> [SHORT TASK]: Print the listing as it stands, omitting all images.

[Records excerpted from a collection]

◇ ◇ ◇ ◇ ◇ ◇ ◇

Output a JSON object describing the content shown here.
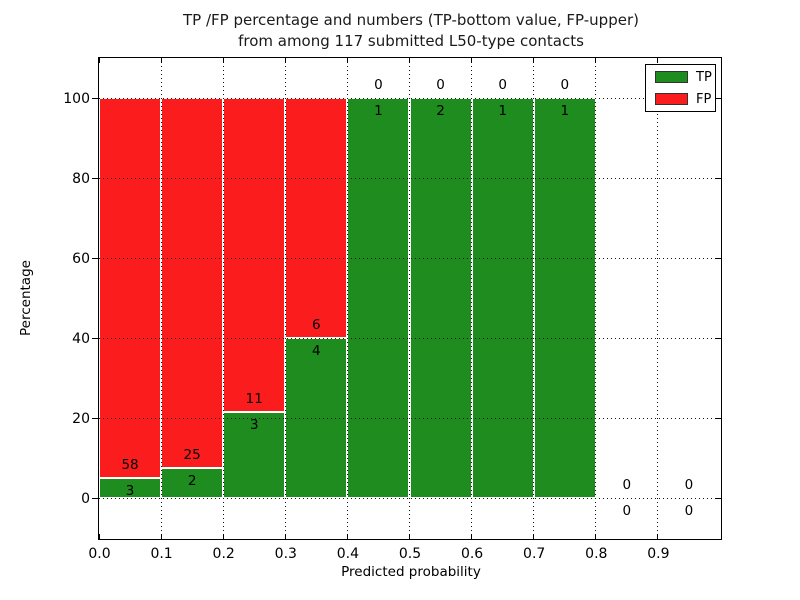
{
  "title": {
    "line1": "TP /FP percentage and numbers (TP-bottom value, FP-upper)",
    "line2": "from among 117 submitted L50-type contacts"
  },
  "axes": {
    "xlabel": "Predicted probability",
    "ylabel": "Percentage"
  },
  "legend": {
    "position": "upper right",
    "items": [
      {
        "label": "TP",
        "color": "#1e8c1e"
      },
      {
        "label": "FP",
        "color": "#fb1d1d"
      }
    ]
  },
  "chart_data": {
    "type": "bar",
    "stacked": true,
    "unit": "percent",
    "title": "TP /FP percentage and numbers (TP-bottom value, FP-upper) from among 117 submitted L50-type contacts",
    "xlabel": "Predicted probability",
    "ylabel": "Percentage",
    "total_submitted_contacts": 117,
    "xlim": [
      0.0,
      1.0
    ],
    "ylim": [
      -10,
      110
    ],
    "bin_width": 0.1,
    "bin_starts": [
      0.0,
      0.1,
      0.2,
      0.3,
      0.4,
      0.5,
      0.6,
      0.7,
      0.8,
      0.9
    ],
    "xticks": [
      0.0,
      0.1,
      0.2,
      0.3,
      0.4,
      0.5,
      0.6,
      0.7,
      0.8,
      0.9
    ],
    "yticks": [
      0,
      20,
      40,
      60,
      80,
      100
    ],
    "xtick_labels": [
      "0.0",
      "0.1",
      "0.2",
      "0.3",
      "0.4",
      "0.5",
      "0.6",
      "0.7",
      "0.8",
      "0.9"
    ],
    "ytick_labels": [
      "0",
      "20",
      "40",
      "60",
      "80",
      "100"
    ],
    "grid": "dotted, both axes, on top of bars",
    "legend_position": "upper right",
    "series": [
      {
        "name": "TP",
        "color": "#1e8c1e",
        "counts": [
          3,
          2,
          3,
          4,
          1,
          2,
          1,
          1,
          0,
          0
        ],
        "percent": [
          4.92,
          7.41,
          21.43,
          40.0,
          100.0,
          100.0,
          100.0,
          100.0,
          0.0,
          0.0
        ]
      },
      {
        "name": "FP",
        "color": "#fb1d1d",
        "counts": [
          58,
          25,
          11,
          6,
          0,
          0,
          0,
          0,
          0,
          0
        ],
        "percent": [
          95.08,
          92.59,
          78.57,
          60.0,
          0.0,
          0.0,
          0.0,
          0.0,
          0.0,
          0.0
        ]
      }
    ]
  }
}
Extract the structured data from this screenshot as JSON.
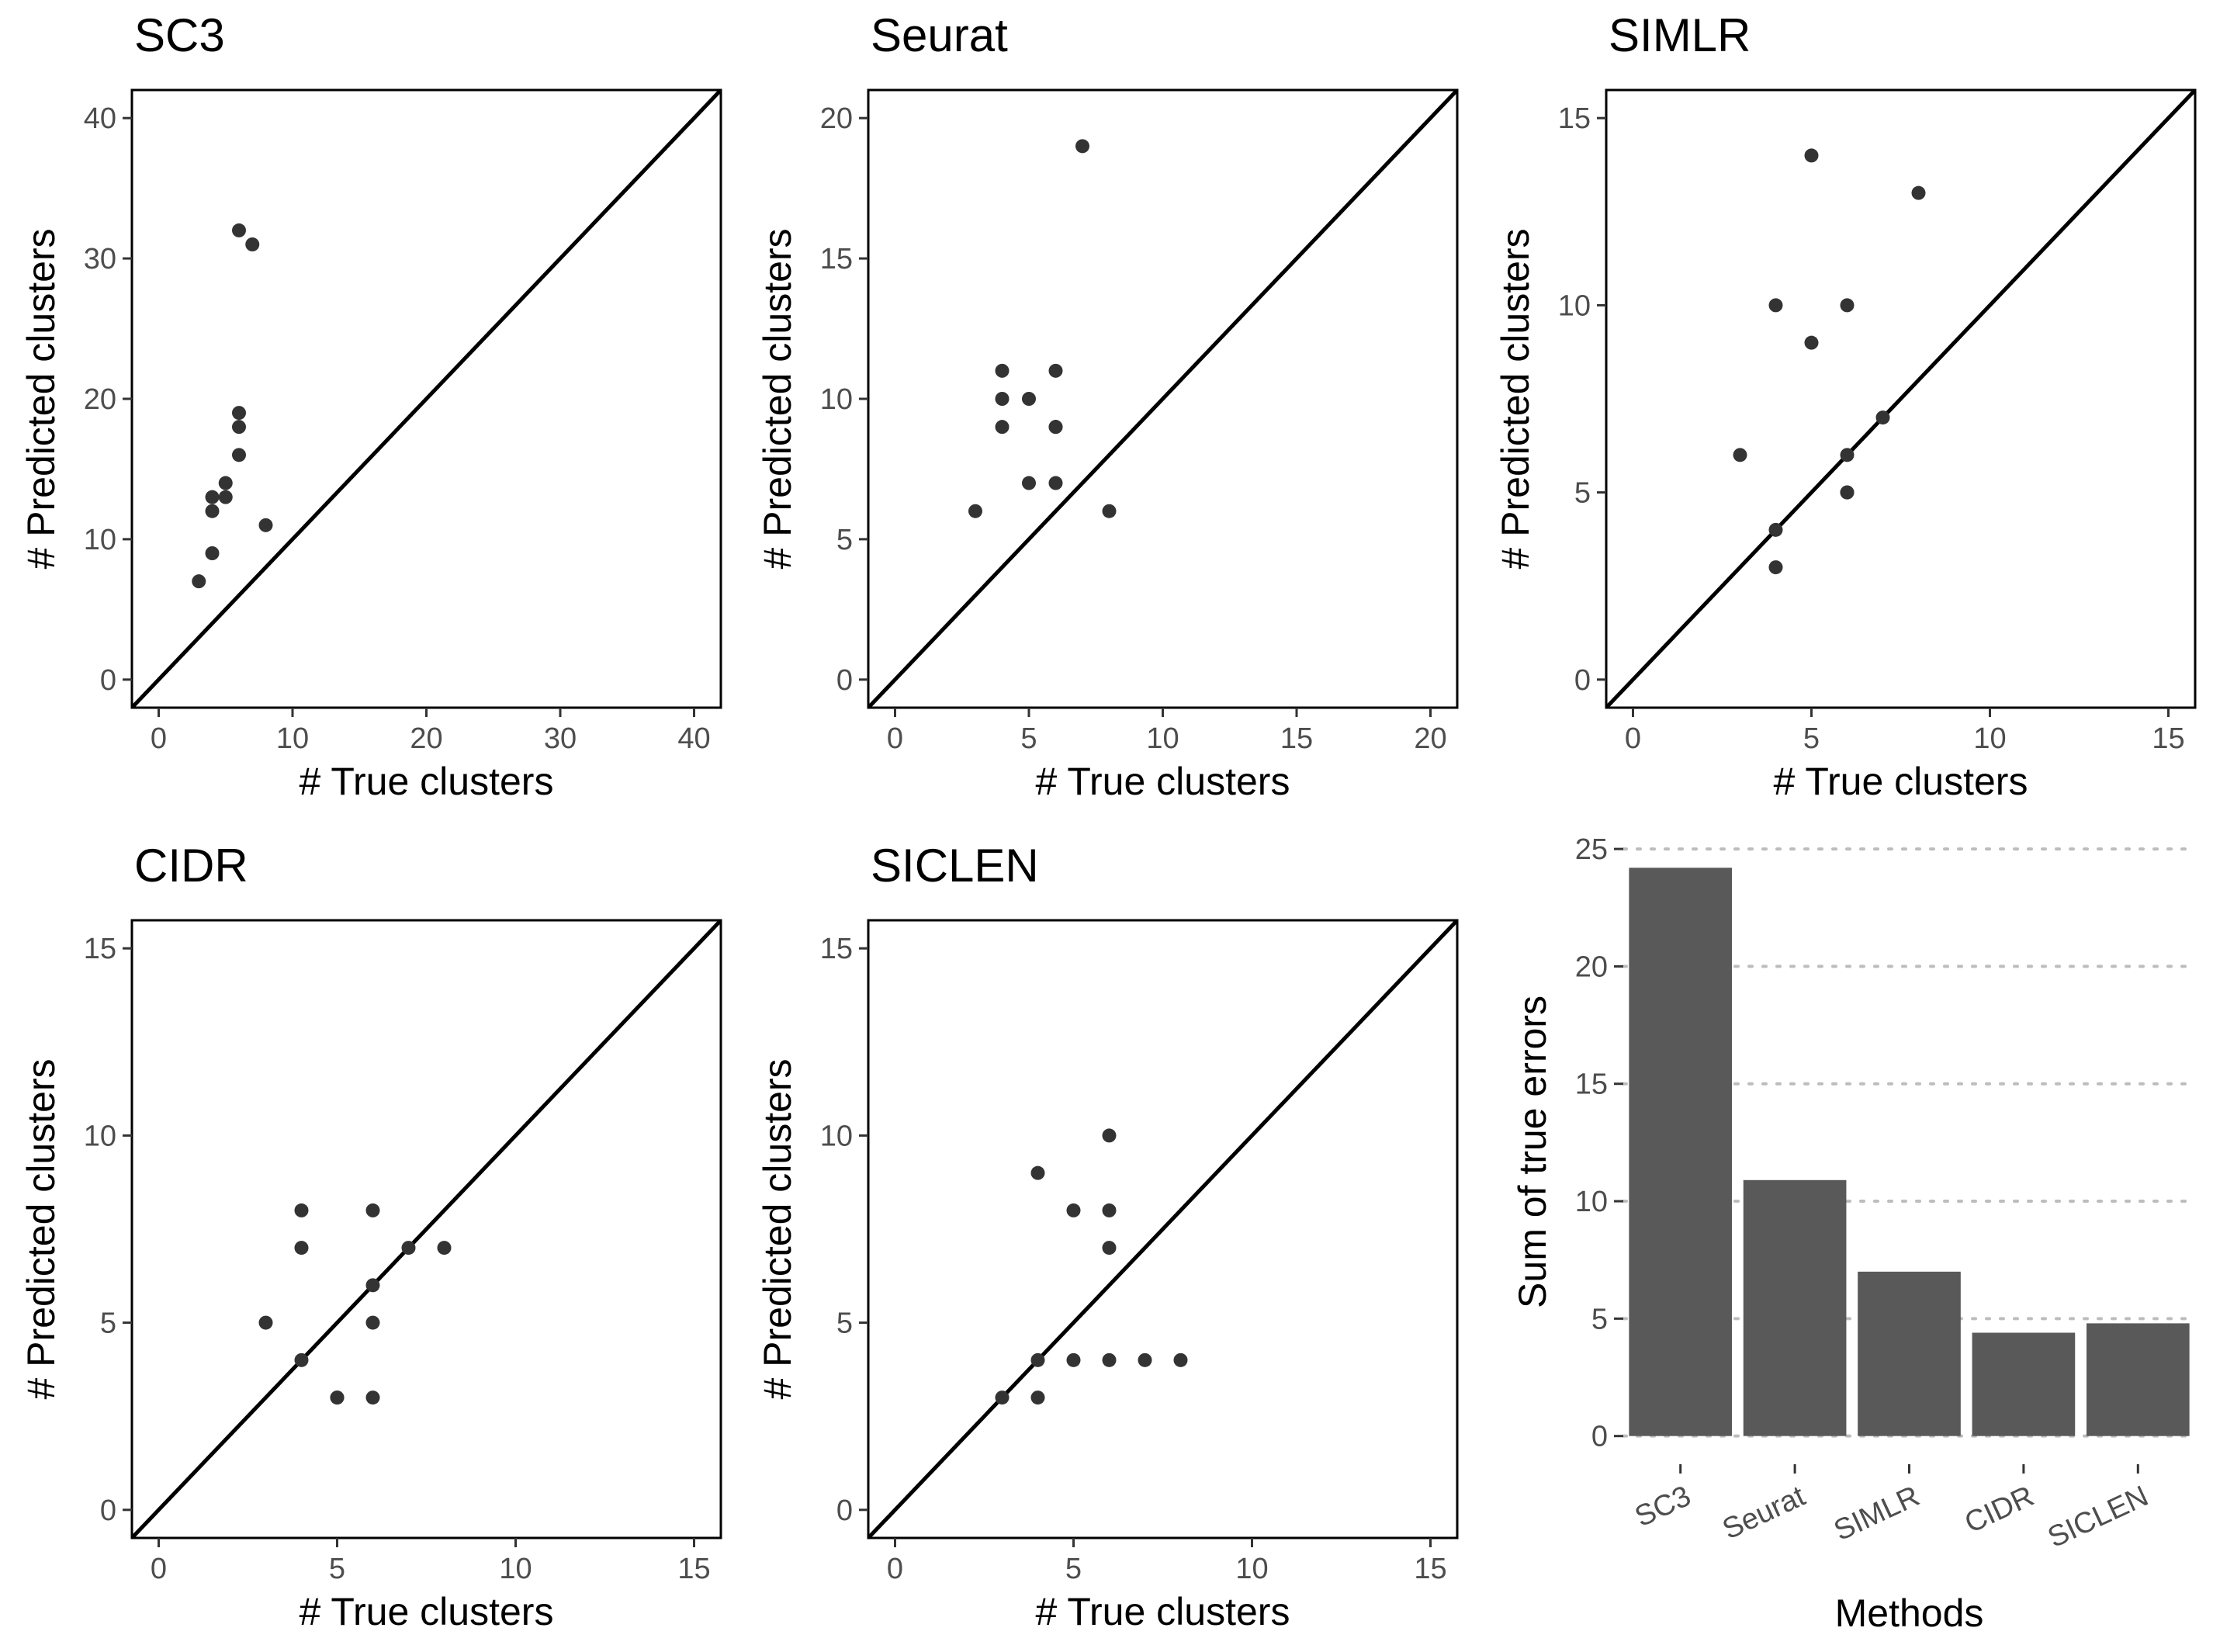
{
  "chart_data": [
    {
      "type": "scatter",
      "title": "SC3",
      "xlabel": "# True clusters",
      "ylabel": "# Predicted clusters",
      "xlim": [
        -2,
        42
      ],
      "ylim": [
        -2,
        42
      ],
      "x_ticks": [
        0,
        10,
        20,
        30,
        40
      ],
      "y_ticks": [
        0,
        10,
        20,
        30,
        40
      ],
      "reference_line": "y = x",
      "points": [
        [
          3,
          7
        ],
        [
          4,
          9
        ],
        [
          4,
          12
        ],
        [
          4,
          13
        ],
        [
          5,
          13
        ],
        [
          5,
          14
        ],
        [
          6,
          16
        ],
        [
          6,
          18
        ],
        [
          6,
          19
        ],
        [
          8,
          11
        ],
        [
          6,
          32
        ],
        [
          7,
          31
        ]
      ]
    },
    {
      "type": "scatter",
      "title": "Seurat",
      "xlabel": "# True clusters",
      "ylabel": "# Predicted clusters",
      "xlim": [
        -1,
        21
      ],
      "ylim": [
        -1,
        21
      ],
      "x_ticks": [
        0,
        5,
        10,
        15,
        20
      ],
      "y_ticks": [
        0,
        5,
        10,
        15,
        20
      ],
      "reference_line": "y = x",
      "points": [
        [
          3,
          6
        ],
        [
          4,
          9
        ],
        [
          4,
          10
        ],
        [
          4,
          11
        ],
        [
          5,
          7
        ],
        [
          5,
          10
        ],
        [
          6,
          7
        ],
        [
          6,
          9
        ],
        [
          6,
          9
        ],
        [
          6,
          11
        ],
        [
          7,
          19
        ],
        [
          8,
          6
        ]
      ]
    },
    {
      "type": "scatter",
      "title": "SIMLR",
      "xlabel": "# True clusters",
      "ylabel": "# Predicted clusters",
      "xlim": [
        -0.75,
        15.75
      ],
      "ylim": [
        -0.75,
        15.75
      ],
      "x_ticks": [
        0,
        5,
        10,
        15
      ],
      "y_ticks": [
        0,
        5,
        10,
        15
      ],
      "reference_line": "y = x",
      "points": [
        [
          3,
          6
        ],
        [
          4,
          3
        ],
        [
          4,
          4
        ],
        [
          4,
          10
        ],
        [
          5,
          9
        ],
        [
          5,
          14
        ],
        [
          6,
          5
        ],
        [
          6,
          5
        ],
        [
          6,
          6
        ],
        [
          6,
          10
        ],
        [
          7,
          7
        ],
        [
          8,
          13
        ]
      ]
    },
    {
      "type": "scatter",
      "title": "CIDR",
      "xlabel": "# True clusters",
      "ylabel": "# Predicted clusters",
      "xlim": [
        -0.75,
        15.75
      ],
      "ylim": [
        -0.75,
        15.75
      ],
      "x_ticks": [
        0,
        5,
        10,
        15
      ],
      "y_ticks": [
        0,
        5,
        10,
        15
      ],
      "reference_line": "y = x",
      "points": [
        [
          3,
          5
        ],
        [
          4,
          4
        ],
        [
          4,
          7
        ],
        [
          4,
          8
        ],
        [
          5,
          3
        ],
        [
          5,
          3
        ],
        [
          6,
          3
        ],
        [
          6,
          5
        ],
        [
          6,
          6
        ],
        [
          6,
          8
        ],
        [
          7,
          7
        ],
        [
          8,
          7
        ]
      ]
    },
    {
      "type": "scatter",
      "title": "SICLEN",
      "xlabel": "# True clusters",
      "ylabel": "# Predicted clusters",
      "xlim": [
        -0.75,
        15.75
      ],
      "ylim": [
        -0.75,
        15.75
      ],
      "x_ticks": [
        0,
        5,
        10,
        15
      ],
      "y_ticks": [
        0,
        5,
        10,
        15
      ],
      "reference_line": "y = x",
      "points": [
        [
          3,
          3
        ],
        [
          4,
          3
        ],
        [
          4,
          4
        ],
        [
          4,
          9
        ],
        [
          5,
          4
        ],
        [
          5,
          8
        ],
        [
          6,
          4
        ],
        [
          6,
          7
        ],
        [
          6,
          8
        ],
        [
          6,
          10
        ],
        [
          7,
          4
        ],
        [
          8,
          4
        ]
      ]
    },
    {
      "type": "bar",
      "title": "",
      "xlabel": "Methods",
      "ylabel": "Sum of true errors",
      "categories": [
        "SC3",
        "Seurat",
        "SIMLR",
        "CIDR",
        "SICLEN"
      ],
      "values": [
        24.2,
        10.9,
        7.0,
        4.4,
        4.8
      ],
      "ylim": [
        -1.2,
        25.4
      ],
      "y_ticks": [
        0,
        5,
        10,
        15,
        20,
        25
      ],
      "grid": "horizontal dotted"
    }
  ]
}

◇ ◇ ◇ ◇ ◇ ◇ ◇

> [RESPONSE TO THE EXERCISE]:
Output a JSON object describing the content shown here.
{
  "title": {
    "line1": "TP /FP percentage and numbers (TP-bottom value, FP-upper)",
    "line2": "from among 117 submitted L50-type contacts"
  },
  "axes": {
    "xlabel": "Predicted probability",
    "ylabel": "Percentage"
  },
  "legend": {
    "position": "upper right",
    "items": [
      {
        "label": "TP",
        "color": "#1e8c1e"
      },
      {
        "label": "FP",
        "color": "#fb1d1d"
      }
    ]
  },
  "chart_data": {
    "type": "bar",
    "stacked": true,
    "unit": "percent",
    "title": "TP /FP percentage and numbers (TP-bottom value, FP-upper) from among 117 submitted L50-type contacts",
    "xlabel": "Predicted probability",
    "ylabel": "Percentage",
    "total_submitted_contacts": 117,
    "xlim": [
      0.0,
      1.0
    ],
    "ylim": [
      -10,
      110
    ],
    "bin_width": 0.1,
    "bin_starts": [
      0.0,
      0.1,
      0.2,
      0.3,
      0.4,
      0.5,
      0.6,
      0.7,
      0.8,
      0.9
    ],
    "xticks": [
      0.0,
      0.1,
      0.2,
      0.3,
      0.4,
      0.5,
      0.6,
      0.7,
      0.8,
      0.9
    ],
    "yticks": [
      0,
      20,
      40,
      60,
      80,
      100
    ],
    "xtick_labels": [
      "0.0",
      "0.1",
      "0.2",
      "0.3",
      "0.4",
      "0.5",
      "0.6",
      "0.7",
      "0.8",
      "0.9"
    ],
    "ytick_labels": [
      "0",
      "20",
      "40",
      "60",
      "80",
      "100"
    ],
    "grid": "dotted, both axes, on top of bars",
    "legend_position": "upper right",
    "series": [
      {
        "name": "TP",
        "color": "#1e8c1e",
        "counts": [
          3,
          2,
          3,
          4,
          1,
          2,
          1,
          1,
          0,
          0
        ],
        "percent": [
          4.92,
          7.41,
          21.43,
          40.0,
          100.0,
          100.0,
          100.0,
          100.0,
          0.0,
          0.0
        ]
      },
      {
        "name": "FP",
        "color": "#fb1d1d",
        "counts": [
          58,
          25,
          11,
          6,
          0,
          0,
          0,
          0,
          0,
          0
        ],
        "percent": [
          95.08,
          92.59,
          78.57,
          60.0,
          0.0,
          0.0,
          0.0,
          0.0,
          0.0,
          0.0
        ]
      }
    ]
  }
}
Extract the structured data from this screenshot as JSON.
{
  "chart_data": [
    {
      "type": "scatter",
      "title": "SC3",
      "xlabel": "# True clusters",
      "ylabel": "# Predicted clusters",
      "xlim": [
        -2,
        42
      ],
      "ylim": [
        -2,
        42
      ],
      "x_ticks": [
        0,
        10,
        20,
        30,
        40
      ],
      "y_ticks": [
        0,
        10,
        20,
        30,
        40
      ],
      "reference_line": "y = x",
      "points": [
        [
          3,
          7
        ],
        [
          4,
          9
        ],
        [
          4,
          12
        ],
        [
          4,
          13
        ],
        [
          5,
          13
        ],
        [
          5,
          14
        ],
        [
          6,
          16
        ],
        [
          6,
          18
        ],
        [
          6,
          19
        ],
        [
          8,
          11
        ],
        [
          6,
          32
        ],
        [
          7,
          31
        ]
      ]
    },
    {
      "type": "scatter",
      "title": "Seurat",
      "xlabel": "# True clusters",
      "ylabel": "# Predicted clusters",
      "xlim": [
        -1,
        21
      ],
      "ylim": [
        -1,
        21
      ],
      "x_ticks": [
        0,
        5,
        10,
        15,
        20
      ],
      "y_ticks": [
        0,
        5,
        10,
        15,
        20
      ],
      "reference_line": "y = x",
      "points": [
        [
          3,
          6
        ],
        [
          4,
          9
        ],
        [
          4,
          10
        ],
        [
          4,
          11
        ],
        [
          5,
          7
        ],
        [
          5,
          10
        ],
        [
          6,
          7
        ],
        [
          6,
          9
        ],
        [
          6,
          9
        ],
        [
          6,
          11
        ],
        [
          7,
          19
        ],
        [
          8,
          6
        ]
      ]
    },
    {
      "type": "scatter",
      "title": "SIMLR",
      "xlabel": "# True clusters",
      "ylabel": "# Predicted clusters",
      "xlim": [
        -0.75,
        15.75
      ],
      "ylim": [
        -0.75,
        15.75
      ],
      "x_ticks": [
        0,
        5,
        10,
        15
      ],
      "y_ticks": [
        0,
        5,
        10,
        15
      ],
      "reference_line": "y = x",
      "points": [
        [
          3,
          6
        ],
        [
          4,
          3
        ],
        [
          4,
          4
        ],
        [
          4,
          10
        ],
        [
          5,
          9
        ],
        [
          5,
          14
        ],
        [
          6,
          5
        ],
        [
          6,
          5
        ],
        [
          6,
          6
        ],
        [
          6,
          10
        ],
        [
          7,
          7
        ],
        [
          8,
          13
        ]
      ]
    },
    {
      "type": "scatter",
      "title": "CIDR",
      "xlabel": "# True clusters",
      "ylabel": "# Predicted clusters",
      "xlim": [
        -0.75,
        15.75
      ],
      "ylim": [
        -0.75,
        15.75
      ],
      "x_ticks": [
        0,
        5,
        10,
        15
      ],
      "y_ticks": [
        0,
        5,
        10,
        15
      ],
      "reference_line": "y = x",
      "points": [
        [
          3,
          5
        ],
        [
          4,
          4
        ],
        [
          4,
          7
        ],
        [
          4,
          8
        ],
        [
          5,
          3
        ],
        [
          5,
          3
        ],
        [
          6,
          3
        ],
        [
          6,
          5
        ],
        [
          6,
          6
        ],
        [
          6,
          8
        ],
        [
          7,
          7
        ],
        [
          8,
          7
        ]
      ]
    },
    {
      "type": "scatter",
      "title": "SICLEN",
      "xlabel": "# True clusters",
      "ylabel": "# Predicted clusters",
      "xlim": [
        -0.75,
        15.75
      ],
      "ylim": [
        -0.75,
        15.75
      ],
      "x_ticks": [
        0,
        5,
        10,
        15
      ],
      "y_ticks": [
        0,
        5,
        10,
        15
      ],
      "reference_line": "y = x",
      "points": [
        [
          3,
          3
        ],
        [
          4,
          3
        ],
        [
          4,
          4
        ],
        [
          4,
          9
        ],
        [
          5,
          4
        ],
        [
          5,
          8
        ],
        [
          6,
          4
        ],
        [
          6,
          7
        ],
        [
          6,
          8
        ],
        [
          6,
          10
        ],
        [
          7,
          4
        ],
        [
          8,
          4
        ]
      ]
    },
    {
      "type": "bar",
      "title": "",
      "xlabel": "Methods",
      "ylabel": "Sum of true errors",
      "categories": [
        "SC3",
        "Seurat",
        "SIMLR",
        "CIDR",
        "SICLEN"
      ],
      "values": [
        24.2,
        10.9,
        7.0,
        4.4,
        4.8
      ],
      "ylim": [
        -1.2,
        25.4
      ],
      "y_ticks": [
        0,
        5,
        10,
        15,
        20,
        25
      ],
      "grid": "horizontal dotted"
    }
  ]
}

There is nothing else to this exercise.